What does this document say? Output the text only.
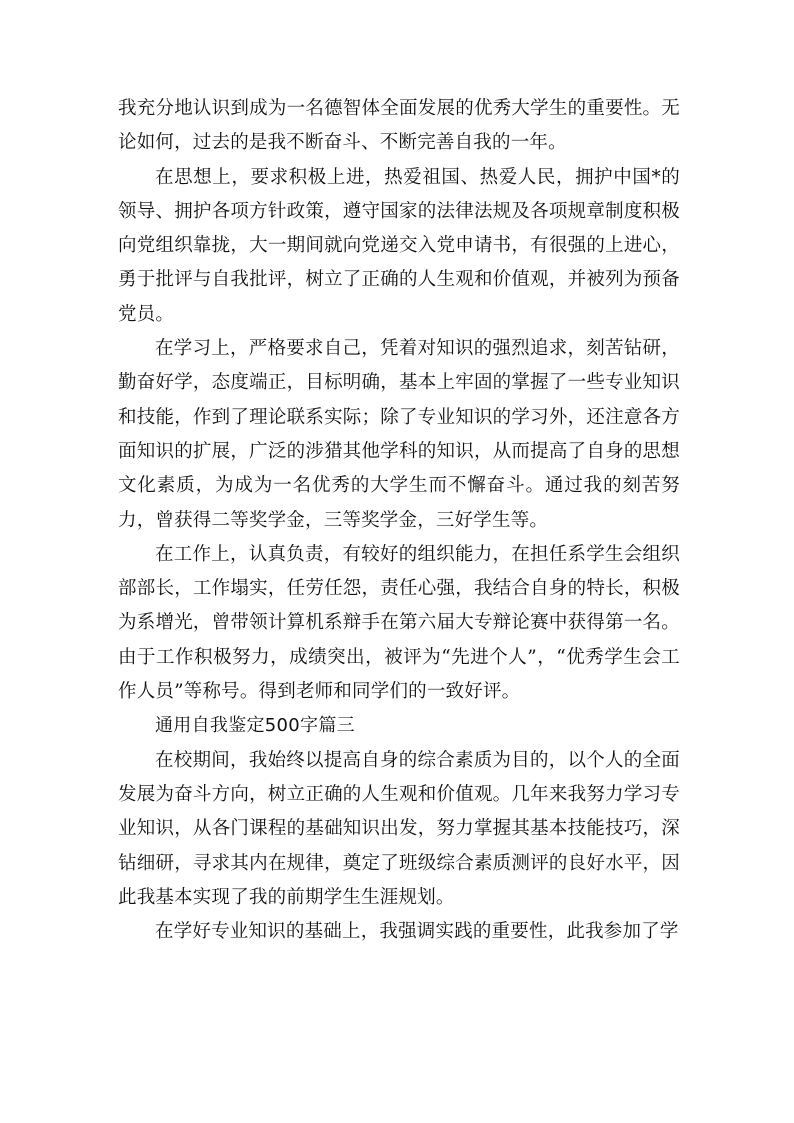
我充分地认识到成为一名德智体全面发展的优秀大学生的重要性。无论如何，过去的是我不断奋斗、不断完善自我的一年。

在思想上，要求积极上进，热爱祖国、热爱人民，拥护中国*的领导、拥护各项方针政策，遵守国家的法律法规及各项规章制度积极向党组织靠拢，大一期间就向党递交入党申请书，有很强的上进心，勇于批评与自我批评，树立了正确的人生观和价值观，并被列为预备党员。

在学习上，严格要求自己，凭着对知识的强烈追求，刻苦钻研，勤奋好学，态度端正，目标明确，基本上牢固的掌握了一些专业知识和技能，作到了理论联系实际；除了专业知识的学习外，还注意各方面知识的扩展，广泛的涉猎其他学科的知识，从而提高了自身的思想文化素质，为成为一名优秀的大学生而不懈奋斗。通过我的刻苦努力，曾获得二等奖学金，三等奖学金，三好学生等。

在工作上，认真负责，有较好的组织能力，在担任系学生会组织部部长，工作塌实，任劳任怨，责任心强，我结合自身的特长，积极为系增光，曾带领计算机系辩手在第六届大专辩论赛中获得第一名。由于工作积极努力，成绩突出，被评为“先进个人”，“优秀学生会工作人员”等称号。得到老师和同学们的一致好评。

通用自我鉴定500字篇三

在校期间，我始终以提高自身的综合素质为目的，以个人的全面发展为奋斗方向，树立正确的人生观和价值观。几年来我努力学习专业知识，从各门课程的基础知识出发，努力掌握其基本技能技巧，深钻细研，寻求其内在规律，奠定了班级综合素质测评的良好水平，因此我基本实现了我的前期学生生涯规划。

在学好专业知识的基础上，我强调实践的重要性，此我参加了学
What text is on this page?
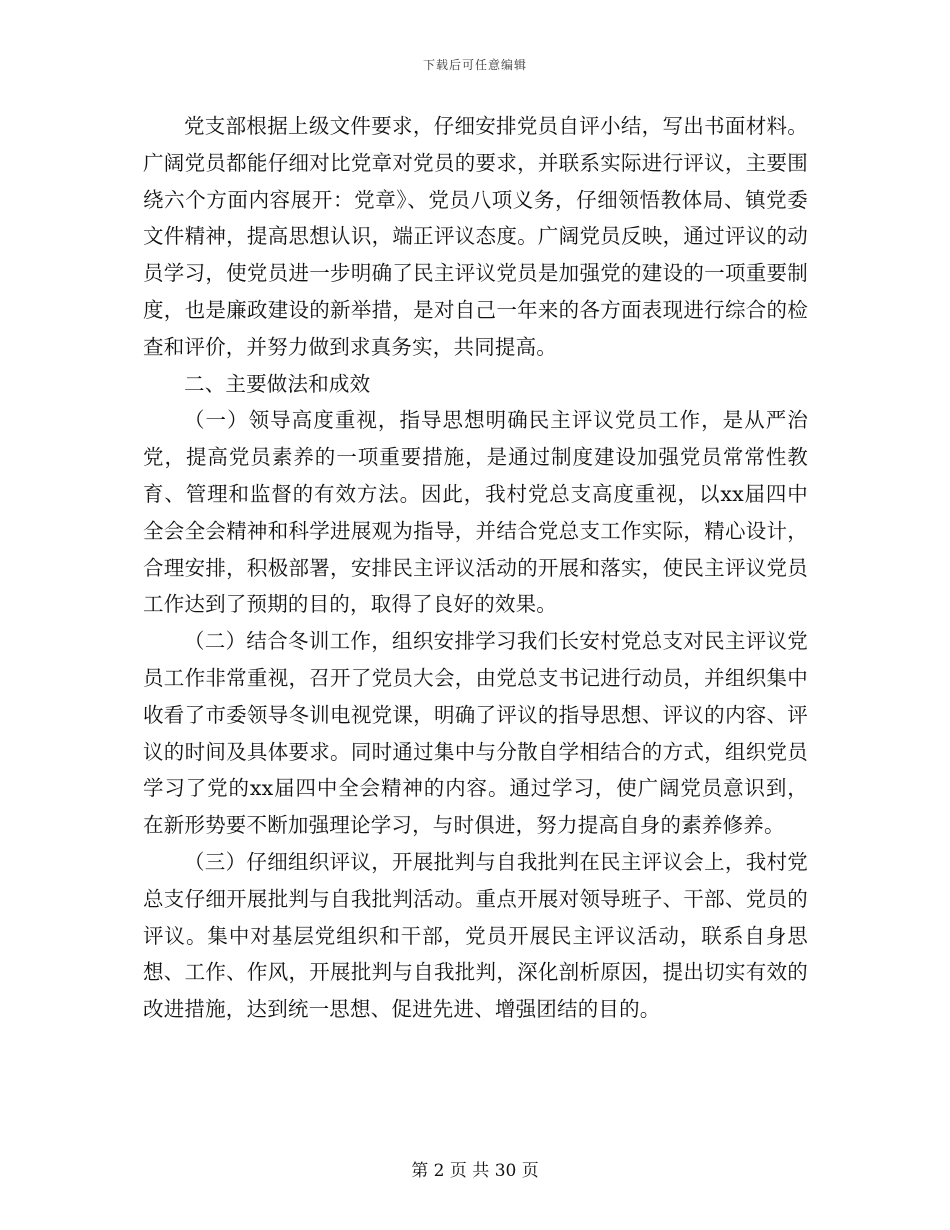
下载后可任意编辑

党支部根据上级文件要求，仔细安排党员自评小结，写出书面材料。广阔党员都能仔细对比党章对党员的要求，并联系实际进行评议，主要围绕六个方面内容展开：党章》、党员八项义务，仔细领悟教体局、镇党委文件精神，提高思想认识，端正评议态度。广阔党员反映，通过评议的动员学习，使党员进一步明确了民主评议党员是加强党的建设的一项重要制度，也是廉政建设的新举措，是对自己一年来的各方面表现进行综合的检查和评价，并努力做到求真务实，共同提高。

二、主要做法和成效

（一）领导高度重视，指导思想明确民主评议党员工作，是从严治党，提高党员素养的一项重要措施，是通过制度建设加强党员常常性教育、管理和监督的有效方法。因此，我村党总支高度重视，以xx届四中全会全会精神和科学进展观为指导，并结合党总支工作实际，精心设计，合理安排，积极部署，安排民主评议活动的开展和落实，使民主评议党员工作达到了预期的目的，取得了良好的效果。

（二）结合冬训工作，组织安排学习我们长安村党总支对民主评议党员工作非常重视，召开了党员大会，由党总支书记进行动员，并组织集中收看了市委领导冬训电视党课，明确了评议的指导思想、评议的内容、评议的时间及具体要求。同时通过集中与分散自学相结合的方式，组织党员学习了党的xx届四中全会精神的内容。通过学习，使广阔党员意识到，在新形势要不断加强理论学习，与时俱进，努力提高自身的素养修养。

（三）仔细组织评议，开展批判与自我批判在民主评议会上，我村党总支仔细开展批判与自我批判活动。重点开展对领导班子、干部、党员的评议。集中对基层党组织和干部，党员开展民主评议活动，联系自身思想、工作、作风，开展批判与自我批判，深化剖析原因，提出切实有效的改进措施，达到统一思想、促进先进、增强团结的目的。

第 2 页 共 30 页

^^^^^^^^^^^^^^^^

__What is asked__. Copy the records above exactly, leaving out every picture.

__Task response__.
What does this document say? Output the text only.
我充分地认识到成为一名德智体全面发展的优秀大学生的重要性。无论如何，过去的是我不断奋斗、不断完善自我的一年。

在思想上，要求积极上进，热爱祖国、热爱人民，拥护中国*的领导、拥护各项方针政策，遵守国家的法律法规及各项规章制度积极向党组织靠拢，大一期间就向党递交入党申请书，有很强的上进心，勇于批评与自我批评，树立了正确的人生观和价值观，并被列为预备党员。

在学习上，严格要求自己，凭着对知识的强烈追求，刻苦钻研，勤奋好学，态度端正，目标明确，基本上牢固的掌握了一些专业知识和技能，作到了理论联系实际；除了专业知识的学习外，还注意各方面知识的扩展，广泛的涉猎其他学科的知识，从而提高了自身的思想文化素质，为成为一名优秀的大学生而不懈奋斗。通过我的刻苦努力，曾获得二等奖学金，三等奖学金，三好学生等。

在工作上，认真负责，有较好的组织能力，在担任系学生会组织部部长，工作塌实，任劳任怨，责任心强，我结合自身的特长，积极为系增光，曾带领计算机系辩手在第六届大专辩论赛中获得第一名。由于工作积极努力，成绩突出，被评为“先进个人”，“优秀学生会工作人员”等称号。得到老师和同学们的一致好评。

通用自我鉴定500字篇三

在校期间，我始终以提高自身的综合素质为目的，以个人的全面发展为奋斗方向，树立正确的人生观和价值观。几年来我努力学习专业知识，从各门课程的基础知识出发，努力掌握其基本技能技巧，深钻细研，寻求其内在规律，奠定了班级综合素质测评的良好水平，因此我基本实现了我的前期学生生涯规划。

在学好专业知识的基础上，我强调实践的重要性，此我参加了学
What text is on this page?
下载后可任意编辑

党支部根据上级文件要求，仔细安排党员自评小结，写出书面材料。广阔党员都能仔细对比党章对党员的要求，并联系实际进行评议，主要围绕六个方面内容展开：党章》、党员八项义务，仔细领悟教体局、镇党委文件精神，提高思想认识，端正评议态度。广阔党员反映，通过评议的动员学习，使党员进一步明确了民主评议党员是加强党的建设的一项重要制度，也是廉政建设的新举措，是对自己一年来的各方面表现进行综合的检查和评价，并努力做到求真务实，共同提高。

二、主要做法和成效

（一）领导高度重视，指导思想明确民主评议党员工作，是从严治党，提高党员素养的一项重要措施，是通过制度建设加强党员常常性教育、管理和监督的有效方法。因此，我村党总支高度重视，以xx届四中全会全会精神和科学进展观为指导，并结合党总支工作实际，精心设计，合理安排，积极部署，安排民主评议活动的开展和落实，使民主评议党员工作达到了预期的目的，取得了良好的效果。

（二）结合冬训工作，组织安排学习我们长安村党总支对民主评议党员工作非常重视，召开了党员大会，由党总支书记进行动员，并组织集中收看了市委领导冬训电视党课，明确了评议的指导思想、评议的内容、评议的时间及具体要求。同时通过集中与分散自学相结合的方式，组织党员学习了党的xx届四中全会精神的内容。通过学习，使广阔党员意识到，在新形势要不断加强理论学习，与时俱进，努力提高自身的素养修养。

（三）仔细组织评议，开展批判与自我批判在民主评议会上，我村党总支仔细开展批判与自我批判活动。重点开展对领导班子、干部、党员的评议。集中对基层党组织和干部，党员开展民主评议活动，联系自身思想、工作、作风，开展批判与自我批判，深化剖析原因，提出切实有效的改进措施，达到统一思想、促进先进、增强团结的目的。

第 2 页 共 30 页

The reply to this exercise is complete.